START Provided data
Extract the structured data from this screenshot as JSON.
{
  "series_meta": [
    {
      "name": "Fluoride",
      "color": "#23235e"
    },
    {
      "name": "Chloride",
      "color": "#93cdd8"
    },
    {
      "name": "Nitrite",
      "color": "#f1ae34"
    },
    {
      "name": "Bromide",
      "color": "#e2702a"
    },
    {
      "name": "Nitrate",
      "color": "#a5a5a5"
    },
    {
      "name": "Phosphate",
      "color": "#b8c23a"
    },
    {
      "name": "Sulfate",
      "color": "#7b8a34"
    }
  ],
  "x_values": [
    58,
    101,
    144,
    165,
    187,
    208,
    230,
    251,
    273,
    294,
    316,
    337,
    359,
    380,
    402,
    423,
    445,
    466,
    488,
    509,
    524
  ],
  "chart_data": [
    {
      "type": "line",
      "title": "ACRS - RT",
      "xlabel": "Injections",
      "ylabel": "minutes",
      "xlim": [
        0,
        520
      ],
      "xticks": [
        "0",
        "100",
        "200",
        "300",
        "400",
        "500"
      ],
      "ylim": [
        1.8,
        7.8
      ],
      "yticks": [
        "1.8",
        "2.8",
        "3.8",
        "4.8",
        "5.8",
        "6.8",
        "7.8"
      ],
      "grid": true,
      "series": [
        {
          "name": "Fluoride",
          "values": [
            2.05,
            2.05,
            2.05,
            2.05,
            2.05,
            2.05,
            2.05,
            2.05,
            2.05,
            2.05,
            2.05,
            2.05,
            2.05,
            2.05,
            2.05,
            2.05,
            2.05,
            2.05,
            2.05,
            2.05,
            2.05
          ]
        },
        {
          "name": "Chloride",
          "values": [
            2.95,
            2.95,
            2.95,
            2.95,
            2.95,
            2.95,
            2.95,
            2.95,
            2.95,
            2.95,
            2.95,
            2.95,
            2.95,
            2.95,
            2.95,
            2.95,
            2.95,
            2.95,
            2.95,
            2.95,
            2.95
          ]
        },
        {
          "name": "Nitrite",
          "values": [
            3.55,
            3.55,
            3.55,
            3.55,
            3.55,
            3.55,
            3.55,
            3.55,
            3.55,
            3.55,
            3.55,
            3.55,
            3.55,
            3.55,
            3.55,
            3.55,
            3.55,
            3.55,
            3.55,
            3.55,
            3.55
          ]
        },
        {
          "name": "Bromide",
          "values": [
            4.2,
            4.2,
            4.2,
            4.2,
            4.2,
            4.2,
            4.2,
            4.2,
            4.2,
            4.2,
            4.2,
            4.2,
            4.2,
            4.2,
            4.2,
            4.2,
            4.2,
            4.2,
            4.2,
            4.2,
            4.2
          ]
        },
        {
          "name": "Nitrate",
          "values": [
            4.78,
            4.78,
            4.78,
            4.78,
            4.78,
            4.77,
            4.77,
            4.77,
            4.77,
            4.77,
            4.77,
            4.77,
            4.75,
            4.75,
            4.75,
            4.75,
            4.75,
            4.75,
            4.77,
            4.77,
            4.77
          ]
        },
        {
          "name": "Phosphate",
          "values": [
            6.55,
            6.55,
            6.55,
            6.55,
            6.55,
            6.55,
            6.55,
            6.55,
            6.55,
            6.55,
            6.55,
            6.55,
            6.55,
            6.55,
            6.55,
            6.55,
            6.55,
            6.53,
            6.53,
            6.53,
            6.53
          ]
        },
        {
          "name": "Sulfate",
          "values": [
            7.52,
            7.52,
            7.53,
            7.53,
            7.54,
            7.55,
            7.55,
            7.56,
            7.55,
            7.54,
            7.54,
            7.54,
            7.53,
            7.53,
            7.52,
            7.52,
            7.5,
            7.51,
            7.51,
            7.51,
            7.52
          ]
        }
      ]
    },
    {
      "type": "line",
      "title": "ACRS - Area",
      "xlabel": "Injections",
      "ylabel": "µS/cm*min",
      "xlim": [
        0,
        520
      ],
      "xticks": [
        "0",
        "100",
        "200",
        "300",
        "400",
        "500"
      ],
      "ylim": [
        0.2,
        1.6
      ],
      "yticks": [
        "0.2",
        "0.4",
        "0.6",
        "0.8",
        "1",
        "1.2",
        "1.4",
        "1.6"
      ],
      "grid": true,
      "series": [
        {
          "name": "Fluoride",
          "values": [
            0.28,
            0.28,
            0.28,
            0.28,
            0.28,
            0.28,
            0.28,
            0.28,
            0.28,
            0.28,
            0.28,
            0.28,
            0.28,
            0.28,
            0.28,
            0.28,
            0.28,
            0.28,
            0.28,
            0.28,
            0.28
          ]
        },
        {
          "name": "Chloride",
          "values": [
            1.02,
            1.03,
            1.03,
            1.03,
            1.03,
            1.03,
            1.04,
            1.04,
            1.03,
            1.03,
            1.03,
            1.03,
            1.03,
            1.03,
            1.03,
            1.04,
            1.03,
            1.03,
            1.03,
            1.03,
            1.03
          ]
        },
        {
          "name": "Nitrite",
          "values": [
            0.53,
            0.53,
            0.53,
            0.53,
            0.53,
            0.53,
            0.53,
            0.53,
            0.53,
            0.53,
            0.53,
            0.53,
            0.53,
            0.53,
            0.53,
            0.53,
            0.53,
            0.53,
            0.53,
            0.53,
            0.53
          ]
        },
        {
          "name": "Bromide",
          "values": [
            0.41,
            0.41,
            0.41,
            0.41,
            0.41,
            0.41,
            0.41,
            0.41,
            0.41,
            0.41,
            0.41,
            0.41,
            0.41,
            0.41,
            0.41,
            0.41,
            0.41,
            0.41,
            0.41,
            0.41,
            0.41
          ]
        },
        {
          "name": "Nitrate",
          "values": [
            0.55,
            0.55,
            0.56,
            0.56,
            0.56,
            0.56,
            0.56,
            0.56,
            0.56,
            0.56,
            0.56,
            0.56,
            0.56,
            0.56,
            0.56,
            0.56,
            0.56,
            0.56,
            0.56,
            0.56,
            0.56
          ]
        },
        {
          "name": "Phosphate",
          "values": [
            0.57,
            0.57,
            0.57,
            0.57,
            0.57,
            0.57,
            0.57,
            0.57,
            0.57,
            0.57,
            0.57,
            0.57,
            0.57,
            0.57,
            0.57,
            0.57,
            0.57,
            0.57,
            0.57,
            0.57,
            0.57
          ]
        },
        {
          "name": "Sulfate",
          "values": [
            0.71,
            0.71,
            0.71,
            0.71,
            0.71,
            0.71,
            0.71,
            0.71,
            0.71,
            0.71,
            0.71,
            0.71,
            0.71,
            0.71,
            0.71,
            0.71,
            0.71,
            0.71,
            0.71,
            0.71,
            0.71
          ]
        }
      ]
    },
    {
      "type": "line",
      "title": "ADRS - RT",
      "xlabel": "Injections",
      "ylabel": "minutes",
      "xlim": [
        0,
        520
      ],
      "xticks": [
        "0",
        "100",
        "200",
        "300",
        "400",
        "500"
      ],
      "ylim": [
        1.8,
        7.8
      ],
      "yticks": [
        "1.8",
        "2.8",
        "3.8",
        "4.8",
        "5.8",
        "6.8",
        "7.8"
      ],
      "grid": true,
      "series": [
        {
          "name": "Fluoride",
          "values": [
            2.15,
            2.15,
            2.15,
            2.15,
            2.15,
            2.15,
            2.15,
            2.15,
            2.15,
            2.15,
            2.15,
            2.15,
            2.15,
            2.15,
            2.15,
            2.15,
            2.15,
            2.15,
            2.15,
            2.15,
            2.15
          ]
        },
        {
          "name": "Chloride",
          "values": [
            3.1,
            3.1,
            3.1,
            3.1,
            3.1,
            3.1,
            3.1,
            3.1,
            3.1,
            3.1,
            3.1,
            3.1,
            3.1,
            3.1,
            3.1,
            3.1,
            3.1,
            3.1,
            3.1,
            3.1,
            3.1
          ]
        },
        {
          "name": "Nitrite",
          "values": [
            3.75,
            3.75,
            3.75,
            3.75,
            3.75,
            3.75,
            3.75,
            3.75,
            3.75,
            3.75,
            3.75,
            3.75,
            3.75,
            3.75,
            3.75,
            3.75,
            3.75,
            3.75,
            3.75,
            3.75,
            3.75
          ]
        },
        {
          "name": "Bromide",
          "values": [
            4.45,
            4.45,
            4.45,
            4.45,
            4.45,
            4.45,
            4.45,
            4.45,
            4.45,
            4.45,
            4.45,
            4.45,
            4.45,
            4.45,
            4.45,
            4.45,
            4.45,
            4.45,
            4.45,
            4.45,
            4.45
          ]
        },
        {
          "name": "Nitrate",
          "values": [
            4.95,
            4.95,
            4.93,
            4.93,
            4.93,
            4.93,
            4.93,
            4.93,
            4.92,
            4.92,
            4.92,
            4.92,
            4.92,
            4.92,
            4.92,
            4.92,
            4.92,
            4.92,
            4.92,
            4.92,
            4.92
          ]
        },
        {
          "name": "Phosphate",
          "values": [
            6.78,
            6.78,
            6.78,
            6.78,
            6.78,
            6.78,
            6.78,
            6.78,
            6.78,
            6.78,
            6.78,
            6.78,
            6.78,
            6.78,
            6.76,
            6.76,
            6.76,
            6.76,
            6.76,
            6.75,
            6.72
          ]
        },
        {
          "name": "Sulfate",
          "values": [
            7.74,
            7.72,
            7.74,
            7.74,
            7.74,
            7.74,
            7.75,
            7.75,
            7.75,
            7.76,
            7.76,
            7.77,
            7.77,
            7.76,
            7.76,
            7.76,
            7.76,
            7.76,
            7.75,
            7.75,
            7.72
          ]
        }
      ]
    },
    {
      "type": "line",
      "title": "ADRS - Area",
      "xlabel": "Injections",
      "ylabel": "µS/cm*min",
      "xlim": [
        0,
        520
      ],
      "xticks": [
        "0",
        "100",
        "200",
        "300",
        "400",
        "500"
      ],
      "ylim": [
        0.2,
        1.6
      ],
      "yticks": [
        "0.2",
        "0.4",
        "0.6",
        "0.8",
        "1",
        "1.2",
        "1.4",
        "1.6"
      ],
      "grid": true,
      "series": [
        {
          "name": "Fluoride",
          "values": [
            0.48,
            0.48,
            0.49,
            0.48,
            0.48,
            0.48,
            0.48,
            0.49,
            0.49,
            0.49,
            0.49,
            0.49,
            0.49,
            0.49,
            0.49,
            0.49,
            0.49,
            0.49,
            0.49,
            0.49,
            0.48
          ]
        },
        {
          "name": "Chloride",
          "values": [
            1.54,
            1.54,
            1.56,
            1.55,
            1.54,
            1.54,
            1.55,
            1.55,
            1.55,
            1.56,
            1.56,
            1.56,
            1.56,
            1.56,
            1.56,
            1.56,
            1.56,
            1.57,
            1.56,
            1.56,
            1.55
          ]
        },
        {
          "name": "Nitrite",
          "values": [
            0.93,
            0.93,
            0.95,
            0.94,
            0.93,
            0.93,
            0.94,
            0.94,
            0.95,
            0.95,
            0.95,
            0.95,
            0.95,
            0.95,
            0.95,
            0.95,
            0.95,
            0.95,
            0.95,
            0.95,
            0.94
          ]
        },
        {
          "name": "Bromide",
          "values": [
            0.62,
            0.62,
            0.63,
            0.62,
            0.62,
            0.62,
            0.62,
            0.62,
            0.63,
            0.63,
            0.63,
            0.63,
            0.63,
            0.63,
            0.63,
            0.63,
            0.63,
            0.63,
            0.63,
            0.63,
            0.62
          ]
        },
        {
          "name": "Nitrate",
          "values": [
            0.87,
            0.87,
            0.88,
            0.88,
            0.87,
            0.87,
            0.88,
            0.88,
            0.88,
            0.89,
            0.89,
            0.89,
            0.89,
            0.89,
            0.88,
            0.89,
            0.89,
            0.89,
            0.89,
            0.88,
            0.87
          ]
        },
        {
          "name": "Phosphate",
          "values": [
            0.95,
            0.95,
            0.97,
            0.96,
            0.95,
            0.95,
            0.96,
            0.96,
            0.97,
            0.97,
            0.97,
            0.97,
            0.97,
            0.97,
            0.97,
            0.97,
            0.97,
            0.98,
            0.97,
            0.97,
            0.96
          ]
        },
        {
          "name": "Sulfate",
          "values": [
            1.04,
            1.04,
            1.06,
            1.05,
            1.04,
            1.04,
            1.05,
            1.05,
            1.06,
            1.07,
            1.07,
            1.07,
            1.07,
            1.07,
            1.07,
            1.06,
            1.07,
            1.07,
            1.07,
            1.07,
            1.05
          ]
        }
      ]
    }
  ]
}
END Provided data
Find the word "color" and list each line it appears in.

      "color": "#23235e"
      "color": "#93cdd8"
      "color": "#f1ae34"
      "color": "#e2702a"
      "color": "#a5a5a5"
      "color": "#b8c23a"
      "color": "#7b8a34"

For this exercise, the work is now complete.